### YOUR GOAL
Your task is to reproduce exactly the lines from the one containing "What data populates" through the last line below, both ends included, and nothing else, with no pictures.
-*-
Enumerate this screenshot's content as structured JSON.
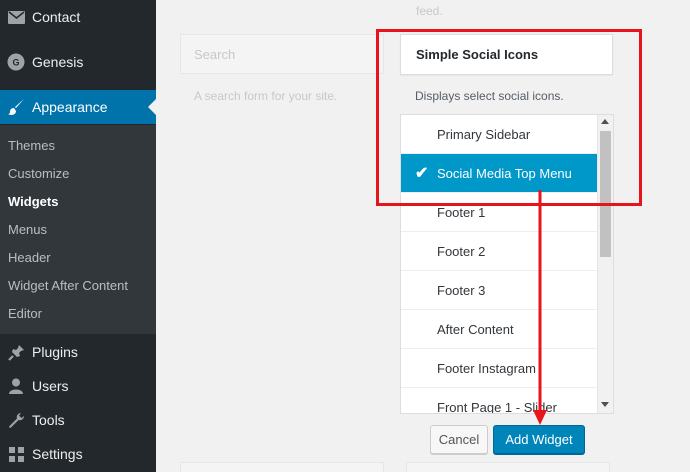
{
  "sidebar": {
    "menu": [
      {
        "label": "Contact",
        "icon": "mail-icon"
      },
      {
        "label": "Genesis",
        "icon": "genesis-icon"
      },
      {
        "label": "Appearance",
        "icon": "paintbrush-icon",
        "current": true
      },
      {
        "label": "Plugins",
        "icon": "plugin-icon"
      },
      {
        "label": "Users",
        "icon": "user-icon"
      },
      {
        "label": "Tools",
        "icon": "wrench-icon"
      },
      {
        "label": "Settings",
        "icon": "settings-icon"
      }
    ],
    "submenu": [
      {
        "label": "Themes"
      },
      {
        "label": "Customize"
      },
      {
        "label": "Widgets",
        "current": true
      },
      {
        "label": "Menus"
      },
      {
        "label": "Header"
      },
      {
        "label": "Widget After Content"
      },
      {
        "label": "Editor"
      }
    ]
  },
  "background": {
    "feed_text": "feed.",
    "search_title": "Search",
    "search_desc": "A search form for your site."
  },
  "chooser": {
    "widget_title": "Simple Social Icons",
    "widget_description": "Displays select social icons.",
    "areas": [
      {
        "label": "Primary Sidebar"
      },
      {
        "label": "Social Media Top Menu",
        "selected": true
      },
      {
        "label": "Footer 1"
      },
      {
        "label": "Footer 2"
      },
      {
        "label": "Footer 3"
      },
      {
        "label": "After Content"
      },
      {
        "label": "Footer Instagram"
      },
      {
        "label": "Front Page 1 - Slider"
      }
    ],
    "cancel_label": "Cancel",
    "add_label": "Add Widget"
  },
  "colors": {
    "sidebar_bg": "#23282d",
    "submenu_bg": "#32373c",
    "accent": "#0073aa",
    "selected_row": "#0098c8",
    "button_primary": "#0085ba",
    "annotation": "#e8141b"
  }
}
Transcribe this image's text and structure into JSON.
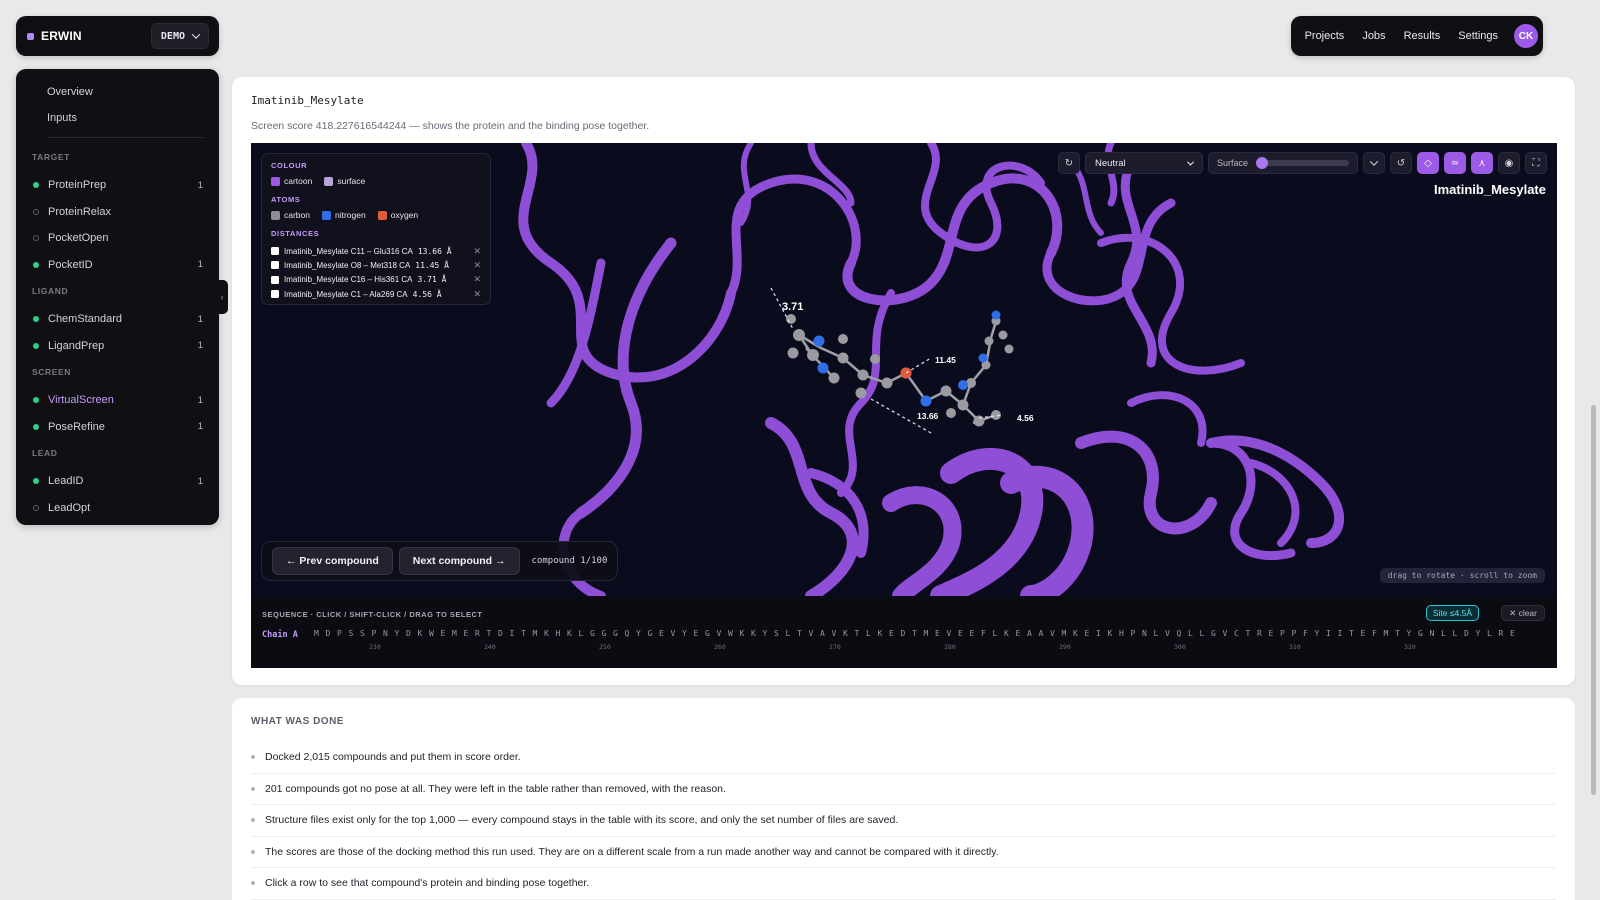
{
  "brand": {
    "name": "ERWIN",
    "env_label": "DEMO"
  },
  "topnav": {
    "items": [
      "Projects",
      "Jobs",
      "Results",
      "Settings"
    ],
    "avatar": "CK"
  },
  "sidebar": {
    "top_items": [
      "Overview",
      "Inputs"
    ],
    "sections": [
      {
        "label": "TARGET",
        "items": [
          {
            "label": "ProteinPrep",
            "count": "1",
            "status": "done"
          },
          {
            "label": "ProteinRelax",
            "count": "",
            "status": "pending"
          },
          {
            "label": "PocketOpen",
            "count": "",
            "status": "pending"
          },
          {
            "label": "PocketID",
            "count": "1",
            "status": "done"
          }
        ]
      },
      {
        "label": "LIGAND",
        "items": [
          {
            "label": "ChemStandard",
            "count": "1",
            "status": "done"
          },
          {
            "label": "LigandPrep",
            "count": "1",
            "status": "done"
          }
        ]
      },
      {
        "label": "SCREEN",
        "items": [
          {
            "label": "VirtualScreen",
            "count": "1",
            "status": "done",
            "active": true
          },
          {
            "label": "PoseRefine",
            "count": "1",
            "status": "done"
          }
        ]
      },
      {
        "label": "LEAD",
        "items": [
          {
            "label": "LeadID",
            "count": "1",
            "status": "done"
          },
          {
            "label": "LeadOpt",
            "count": "",
            "status": "pending"
          }
        ]
      }
    ]
  },
  "main": {
    "title": "Imatinib_Mesylate",
    "subtitle": "Screen score 418.227616544244 — shows the protein and the binding pose together."
  },
  "viewer": {
    "legend": {
      "colour_header": "COLOUR",
      "colour_items": [
        {
          "label": "cartoon",
          "color": "#9c5ae6"
        },
        {
          "label": "surface",
          "color": "#b9a3d8"
        }
      ],
      "atoms_header": "ATOMS",
      "atom_items": [
        {
          "label": "carbon",
          "color": "#8f8f96"
        },
        {
          "label": "nitrogen",
          "color": "#2f6ee6"
        },
        {
          "label": "oxygen",
          "color": "#e35a3a"
        }
      ],
      "distances_header": "DISTANCES",
      "distances": [
        {
          "label": "Imatinib_Mesylate C11 – Glu316 CA",
          "value": "13.66 Å"
        },
        {
          "label": "Imatinib_Mesylate O8 – Met318 CA",
          "value": "11.45 Å"
        },
        {
          "label": "Imatinib_Mesylate C16 – His361 CA",
          "value": "3.71 Å"
        },
        {
          "label": "Imatinib_Mesylate C1 – Ala269 CA",
          "value": "4.56 Å"
        }
      ]
    },
    "charge_select": "Neutral",
    "surface_label": "Surface",
    "surface_opacity": 0.0,
    "molecule_name": "Imatinib_Mesylate",
    "distance_labels": {
      "a": "3.71",
      "b": "11.45",
      "c": "13.66",
      "d": "4.56"
    },
    "prev_label": "← Prev compound",
    "next_label": "Next compound →",
    "compound_counter": "compound 1/100",
    "hint": "drag to rotate · scroll to zoom",
    "cartoon_color": "#9c5ae6",
    "background_color": "#0b0b1e"
  },
  "sequence": {
    "header": "SEQUENCE · CLICK / SHIFT-CLICK / DRAG TO SELECT",
    "site_badge": "Site ≤4.5Å",
    "clear_label": "clear",
    "chain_label": "Chain A",
    "residues": "MDPSSPNYDKWEMERTDITMKHKLGGGQYGEVYEGVWKKYSLTVAVKTLKEDTMEVEEFLKEAAVMKEIKHPNLVQLLGVCTREPPFYIITEFMTYGNLLDYLRE",
    "ticks": [
      "230",
      "240",
      "250",
      "260",
      "270",
      "280",
      "290",
      "300",
      "310",
      "320"
    ]
  },
  "done": {
    "header": "WHAT WAS DONE",
    "items": [
      "Docked 2,015 compounds and put them in score order.",
      "201 compounds got no pose at all. They were left in the table rather than removed, with the reason.",
      "Structure files exist only for the top 1,000 — every compound stays in the table with its score, and only the set number of files are saved.",
      "The scores are those of the docking method this run used. They are on a different scale from a run made another way and cannot be compared with it directly.",
      "Click a row to see that compound's protein and binding pose together."
    ]
  }
}
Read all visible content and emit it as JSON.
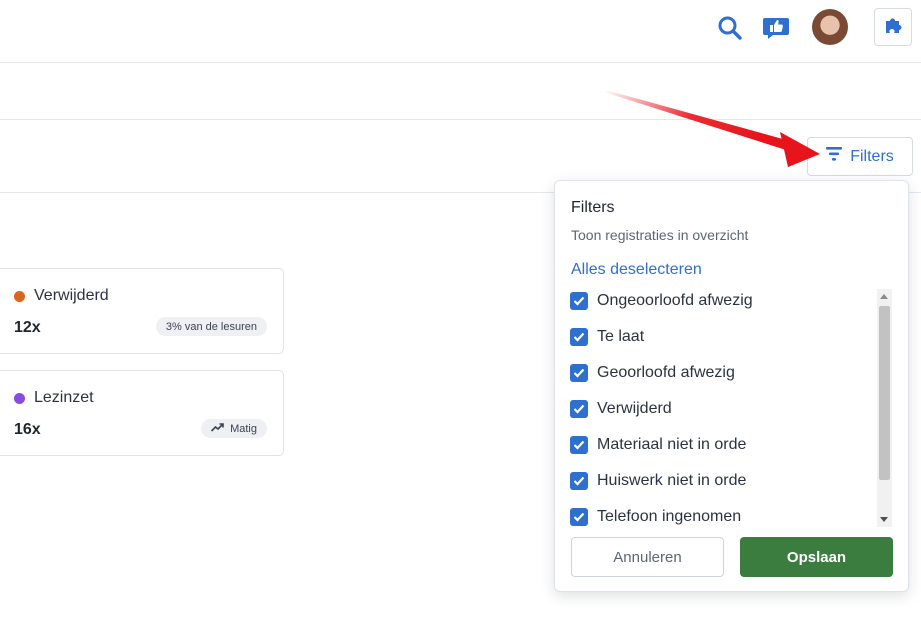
{
  "header": {
    "search_icon": "search-icon",
    "feedback_icon": "thumbs-up-icon",
    "settings_icon": "puzzle-icon"
  },
  "toolbar": {
    "filters_label": "Filters"
  },
  "cards": [
    {
      "label": "Verwijderd",
      "dot_color": "#d9661f",
      "count": "12x",
      "badge": "3% van de lesuren"
    },
    {
      "label": "Lezinzet",
      "dot_color": "#8a4be0",
      "count": "16x",
      "badge": "Matig"
    }
  ],
  "filters_popover": {
    "title": "Filters",
    "subtitle": "Toon registraties in overzicht",
    "deselect_all": "Alles deselecteren",
    "options": [
      {
        "label": "Ongeoorloofd afwezig",
        "checked": true
      },
      {
        "label": "Te laat",
        "checked": true
      },
      {
        "label": "Geoorloofd afwezig",
        "checked": true
      },
      {
        "label": "Verwijderd",
        "checked": true
      },
      {
        "label": "Materiaal niet in orde",
        "checked": true
      },
      {
        "label": "Huiswerk niet in orde",
        "checked": true
      },
      {
        "label": "Telefoon ingenomen",
        "checked": true
      }
    ],
    "cancel_label": "Annuleren",
    "save_label": "Opslaan"
  },
  "colors": {
    "accent": "#2e6fd0",
    "save": "#3a7d3f",
    "annotation_arrow": "#e8141b"
  }
}
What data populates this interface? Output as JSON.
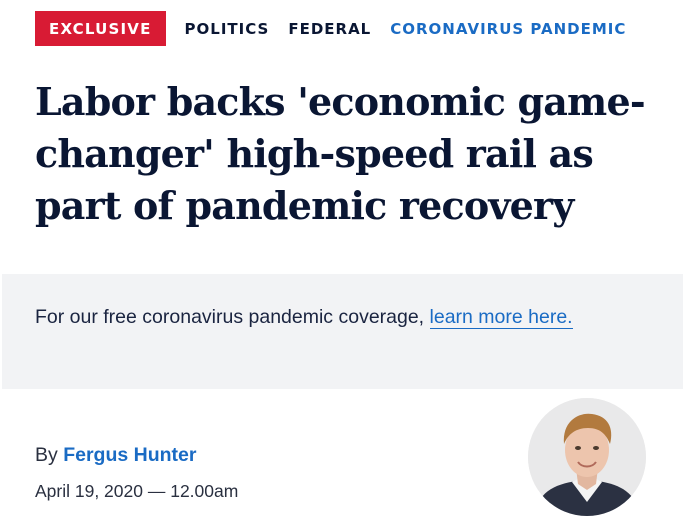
{
  "tags": {
    "badge": "EXCLUSIVE",
    "items": [
      "POLITICS",
      "FEDERAL",
      "CORONAVIRUS PANDEMIC"
    ]
  },
  "headline": "Labor backs 'economic game-changer' high-speed rail as part of pandemic recovery",
  "promo": {
    "text": "For our free coronavirus pandemic coverage, ",
    "link_label": "learn more here."
  },
  "byline": {
    "prefix": "By ",
    "author": "Fergus Hunter",
    "date": "April 19, 2020 — 12.00am"
  },
  "colors": {
    "badge_bg": "#d81b34",
    "link": "#1a6bc4",
    "headline": "#0a1633",
    "promo_bg": "#f2f3f5"
  }
}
-*-
### SOLUTION TO THE EXERCISE
What data populates this interface? Output as JSON.
{
  "tags": {
    "badge": "EXCLUSIVE",
    "items": [
      "POLITICS",
      "FEDERAL",
      "CORONAVIRUS PANDEMIC"
    ]
  },
  "headline": "Labor backs 'economic game-changer' high-speed rail as part of pandemic recovery",
  "promo": {
    "text": "For our free coronavirus pandemic coverage, ",
    "link_label": "learn more here."
  },
  "byline": {
    "prefix": "By ",
    "author": "Fergus Hunter",
    "date": "April 19, 2020 — 12.00am"
  },
  "colors": {
    "badge_bg": "#d81b34",
    "link": "#1a6bc4",
    "headline": "#0a1633",
    "promo_bg": "#f2f3f5"
  }
}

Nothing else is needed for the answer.